_PASSAGE PROVIDED_
The Patent Box: More Good News for UK Business Investment

Doug Ealey

The Patent Box: More Good News for UK Business Investment

On 21 March 2012, the Chancellor confirmed his commitment to a UK ‘Patent Box’ in the budget, which, as of 1 April 2013, provides for a reduction in tax from 23% to 10% for IP based profits(see note 1 below). Following this confirmation, the pharmaceutical giant GlaxoSmithKline announced a £500m investment in the UK, with its CEO saying, “The introduction of the patent box has transformed the way in which we view the UK as a location for new investments”(see note 2 below). This view is now likely to be bolstered by the generally positive changes made to the final draft of the Patent Box legislation in the 2012 Finance Bill (see note 3 below), some of which are outlined below.

The most significant change is that the legislation now includes income from licences for a patented invention in a country that is not covered by the qualifying patent (see note 4 below). As a correspondent who pointed this discrepancy out to the Treasury, we are delighted to see that it has now been corrected. Hence for example it is now possible for a UK firm to include income from licencing an invention in the US, providing it also has a UK or European patent. This is in contrast to the original legislation that appeared to limit licencing to just the qualifying patents themselves.

Clearly, this change is excellent news for UK firms whose business relies heavily on licencing overseas.

Other notable points in the final legislation are the confirmation that in addition to patents, the Patent Box extends to Supplementary Protection Certificates, granted secret applications, UK and European plant breeders’ rights, and for products also extends to certain marketing protection rights for medicines, and data protection rights (see note 5 below).

The Government has also extended the patents qualifying for the Patent Box to those from a number of European states, the most notable being Germany. However in practice it is unlikely for a UK firm to have a German national patent and not a UK or European issued patent, and so the effect of this provision may be limited.

Finally, further changes to the legislation include that the simplified profit calculations for small businesses has raised the threshold on total profits from £1m to £3m (see note 6 below), thus making this process accessible to far more SMEs.

The provisions for SMEs are intended to make the system additionally attractive to small businesses, and the maths seems to back this up.

Assuming a 10 year product life, and even rather conservative estimates for the cost of filing, granting and maintaining a patent, if you make more than just £1,000 per month in profit from a patented product or licence, you are likely to be comfortably better off under the Patent Box scheme.

_TASK TO COMPLETE_
Quote the Patent Box article word for word, from "Assuming a 10" to "Patent Box scheme.".

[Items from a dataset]
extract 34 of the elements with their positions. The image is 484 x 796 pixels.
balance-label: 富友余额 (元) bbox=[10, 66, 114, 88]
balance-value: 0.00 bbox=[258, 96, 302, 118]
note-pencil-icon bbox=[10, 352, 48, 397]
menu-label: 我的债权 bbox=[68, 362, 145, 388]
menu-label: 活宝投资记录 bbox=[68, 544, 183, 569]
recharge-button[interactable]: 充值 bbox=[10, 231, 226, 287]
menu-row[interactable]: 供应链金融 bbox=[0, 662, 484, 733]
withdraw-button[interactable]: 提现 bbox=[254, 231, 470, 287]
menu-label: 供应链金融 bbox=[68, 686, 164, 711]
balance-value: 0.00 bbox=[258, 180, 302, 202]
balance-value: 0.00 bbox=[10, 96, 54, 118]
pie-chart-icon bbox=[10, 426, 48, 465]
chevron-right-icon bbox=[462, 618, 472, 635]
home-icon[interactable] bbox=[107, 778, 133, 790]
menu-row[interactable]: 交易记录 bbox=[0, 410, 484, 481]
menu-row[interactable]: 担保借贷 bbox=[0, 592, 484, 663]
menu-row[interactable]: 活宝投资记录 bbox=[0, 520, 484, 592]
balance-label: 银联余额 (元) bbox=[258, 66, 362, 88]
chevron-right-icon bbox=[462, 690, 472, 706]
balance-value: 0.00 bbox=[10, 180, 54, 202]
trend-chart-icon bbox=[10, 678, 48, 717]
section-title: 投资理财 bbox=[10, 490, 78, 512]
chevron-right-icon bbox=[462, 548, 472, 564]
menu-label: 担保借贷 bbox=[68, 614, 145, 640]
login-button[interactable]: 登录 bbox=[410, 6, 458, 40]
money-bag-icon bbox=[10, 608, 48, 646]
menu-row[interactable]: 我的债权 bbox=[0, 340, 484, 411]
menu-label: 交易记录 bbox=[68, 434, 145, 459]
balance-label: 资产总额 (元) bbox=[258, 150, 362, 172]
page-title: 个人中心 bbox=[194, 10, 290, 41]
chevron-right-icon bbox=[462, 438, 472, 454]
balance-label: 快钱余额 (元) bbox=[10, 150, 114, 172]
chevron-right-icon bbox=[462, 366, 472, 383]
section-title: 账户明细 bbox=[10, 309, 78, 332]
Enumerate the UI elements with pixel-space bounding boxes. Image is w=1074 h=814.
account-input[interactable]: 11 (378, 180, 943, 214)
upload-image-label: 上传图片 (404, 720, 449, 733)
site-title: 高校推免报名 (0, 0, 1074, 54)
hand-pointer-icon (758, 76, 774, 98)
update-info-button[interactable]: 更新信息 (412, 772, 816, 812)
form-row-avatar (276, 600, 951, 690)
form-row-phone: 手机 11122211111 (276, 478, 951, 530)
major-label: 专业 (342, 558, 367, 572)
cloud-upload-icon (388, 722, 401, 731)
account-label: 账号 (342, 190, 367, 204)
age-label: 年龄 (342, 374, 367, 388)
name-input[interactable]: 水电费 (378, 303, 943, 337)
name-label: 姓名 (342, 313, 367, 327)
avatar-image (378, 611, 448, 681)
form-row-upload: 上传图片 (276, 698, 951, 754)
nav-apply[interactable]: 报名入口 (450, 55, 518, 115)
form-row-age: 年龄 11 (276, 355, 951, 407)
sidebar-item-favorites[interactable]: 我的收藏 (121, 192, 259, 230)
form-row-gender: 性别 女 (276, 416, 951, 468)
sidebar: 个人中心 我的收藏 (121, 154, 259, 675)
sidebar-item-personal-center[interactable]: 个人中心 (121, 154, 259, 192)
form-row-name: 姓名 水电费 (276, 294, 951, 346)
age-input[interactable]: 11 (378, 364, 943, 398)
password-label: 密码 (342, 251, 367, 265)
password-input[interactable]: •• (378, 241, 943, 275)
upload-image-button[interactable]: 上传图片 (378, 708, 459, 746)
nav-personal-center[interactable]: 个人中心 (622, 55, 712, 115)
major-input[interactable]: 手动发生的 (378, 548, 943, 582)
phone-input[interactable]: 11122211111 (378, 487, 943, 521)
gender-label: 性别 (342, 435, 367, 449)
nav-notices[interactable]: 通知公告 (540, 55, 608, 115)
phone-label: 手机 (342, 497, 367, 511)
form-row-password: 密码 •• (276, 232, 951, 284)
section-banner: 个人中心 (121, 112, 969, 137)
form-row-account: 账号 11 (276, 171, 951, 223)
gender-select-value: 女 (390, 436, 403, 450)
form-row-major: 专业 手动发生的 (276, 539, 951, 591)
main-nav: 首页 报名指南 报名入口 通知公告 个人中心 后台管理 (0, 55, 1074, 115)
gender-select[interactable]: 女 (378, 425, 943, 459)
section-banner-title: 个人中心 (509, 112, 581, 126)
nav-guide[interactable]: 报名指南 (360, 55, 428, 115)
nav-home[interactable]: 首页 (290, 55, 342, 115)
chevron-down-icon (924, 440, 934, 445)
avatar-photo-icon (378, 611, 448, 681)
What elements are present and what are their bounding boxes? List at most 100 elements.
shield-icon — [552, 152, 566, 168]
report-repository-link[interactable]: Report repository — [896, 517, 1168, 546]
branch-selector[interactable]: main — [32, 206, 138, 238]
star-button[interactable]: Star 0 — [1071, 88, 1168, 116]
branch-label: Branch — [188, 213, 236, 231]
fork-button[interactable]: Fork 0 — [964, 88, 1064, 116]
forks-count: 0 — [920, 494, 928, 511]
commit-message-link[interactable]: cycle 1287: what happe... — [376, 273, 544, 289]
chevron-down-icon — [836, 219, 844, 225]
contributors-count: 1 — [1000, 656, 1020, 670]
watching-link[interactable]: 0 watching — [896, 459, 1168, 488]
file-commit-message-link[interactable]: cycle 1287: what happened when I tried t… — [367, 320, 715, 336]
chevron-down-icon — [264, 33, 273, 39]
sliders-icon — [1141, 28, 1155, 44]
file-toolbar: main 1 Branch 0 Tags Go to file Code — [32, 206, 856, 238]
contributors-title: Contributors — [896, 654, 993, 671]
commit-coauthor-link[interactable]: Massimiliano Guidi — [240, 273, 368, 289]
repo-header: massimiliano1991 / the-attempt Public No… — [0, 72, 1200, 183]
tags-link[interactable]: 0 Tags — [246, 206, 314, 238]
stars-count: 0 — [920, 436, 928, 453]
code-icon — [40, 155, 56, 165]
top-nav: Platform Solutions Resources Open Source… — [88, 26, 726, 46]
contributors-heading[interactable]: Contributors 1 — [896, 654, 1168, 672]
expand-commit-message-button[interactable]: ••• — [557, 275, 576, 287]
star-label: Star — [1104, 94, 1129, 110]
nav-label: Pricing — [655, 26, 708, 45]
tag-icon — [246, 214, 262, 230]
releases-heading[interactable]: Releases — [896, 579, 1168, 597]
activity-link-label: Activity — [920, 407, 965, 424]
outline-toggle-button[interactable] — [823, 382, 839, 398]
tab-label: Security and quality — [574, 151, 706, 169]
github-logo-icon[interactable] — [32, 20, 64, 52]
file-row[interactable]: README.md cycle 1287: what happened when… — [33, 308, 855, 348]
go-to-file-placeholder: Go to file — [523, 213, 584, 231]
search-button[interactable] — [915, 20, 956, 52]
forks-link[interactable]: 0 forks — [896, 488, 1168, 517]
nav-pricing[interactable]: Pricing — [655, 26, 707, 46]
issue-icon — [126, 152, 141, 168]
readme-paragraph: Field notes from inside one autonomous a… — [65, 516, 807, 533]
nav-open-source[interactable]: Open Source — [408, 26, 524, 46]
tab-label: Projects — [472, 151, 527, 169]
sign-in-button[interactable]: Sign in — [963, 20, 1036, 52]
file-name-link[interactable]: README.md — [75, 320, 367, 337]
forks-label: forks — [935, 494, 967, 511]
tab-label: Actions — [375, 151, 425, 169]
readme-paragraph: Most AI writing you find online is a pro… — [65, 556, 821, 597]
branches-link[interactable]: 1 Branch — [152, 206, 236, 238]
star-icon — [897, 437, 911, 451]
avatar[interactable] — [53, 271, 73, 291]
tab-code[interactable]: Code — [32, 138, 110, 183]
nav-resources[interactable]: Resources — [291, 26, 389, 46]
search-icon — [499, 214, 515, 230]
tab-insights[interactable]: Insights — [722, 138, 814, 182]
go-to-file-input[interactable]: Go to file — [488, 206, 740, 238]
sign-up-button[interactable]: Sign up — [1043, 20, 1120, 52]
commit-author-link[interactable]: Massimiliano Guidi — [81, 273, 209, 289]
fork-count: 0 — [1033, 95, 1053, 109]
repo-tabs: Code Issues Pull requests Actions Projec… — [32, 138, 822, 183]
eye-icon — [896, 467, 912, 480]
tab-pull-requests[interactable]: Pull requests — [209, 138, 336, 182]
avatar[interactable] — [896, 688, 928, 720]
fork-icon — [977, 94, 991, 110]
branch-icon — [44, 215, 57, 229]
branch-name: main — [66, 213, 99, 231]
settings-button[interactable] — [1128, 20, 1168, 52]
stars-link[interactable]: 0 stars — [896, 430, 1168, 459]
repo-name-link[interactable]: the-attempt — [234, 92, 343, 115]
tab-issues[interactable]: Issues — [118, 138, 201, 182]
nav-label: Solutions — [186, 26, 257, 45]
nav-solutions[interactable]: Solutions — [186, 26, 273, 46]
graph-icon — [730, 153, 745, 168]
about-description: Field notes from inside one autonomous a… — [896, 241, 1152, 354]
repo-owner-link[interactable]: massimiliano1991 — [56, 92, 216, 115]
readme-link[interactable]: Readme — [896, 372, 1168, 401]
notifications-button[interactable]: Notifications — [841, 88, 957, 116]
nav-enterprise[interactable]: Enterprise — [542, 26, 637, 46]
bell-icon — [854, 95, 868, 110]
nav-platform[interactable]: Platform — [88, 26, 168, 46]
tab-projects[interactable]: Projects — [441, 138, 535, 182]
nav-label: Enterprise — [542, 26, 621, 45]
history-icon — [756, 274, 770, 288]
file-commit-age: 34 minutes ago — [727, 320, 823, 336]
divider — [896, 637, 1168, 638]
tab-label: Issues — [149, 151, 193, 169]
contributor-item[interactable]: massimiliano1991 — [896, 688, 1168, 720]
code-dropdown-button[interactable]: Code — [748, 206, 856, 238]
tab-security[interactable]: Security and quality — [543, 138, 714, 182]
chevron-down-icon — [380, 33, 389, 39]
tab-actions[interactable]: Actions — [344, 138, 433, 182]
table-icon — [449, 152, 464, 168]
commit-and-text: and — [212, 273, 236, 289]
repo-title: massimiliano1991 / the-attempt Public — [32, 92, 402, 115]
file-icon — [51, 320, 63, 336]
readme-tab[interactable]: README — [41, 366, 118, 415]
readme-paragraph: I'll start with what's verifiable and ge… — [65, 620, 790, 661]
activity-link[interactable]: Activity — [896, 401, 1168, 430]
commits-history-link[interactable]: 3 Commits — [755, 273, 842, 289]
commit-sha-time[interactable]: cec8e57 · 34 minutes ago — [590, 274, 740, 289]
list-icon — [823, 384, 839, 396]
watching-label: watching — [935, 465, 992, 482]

_RESPONSE_
Assuming a 10 year product life, and even rather conservative estimates for the cost of filing, granting and maintaining a patent, if you make more than just £1,000 per month in profit from a patented product or licence, you are likely to be comfortably better off under the Patent Box scheme.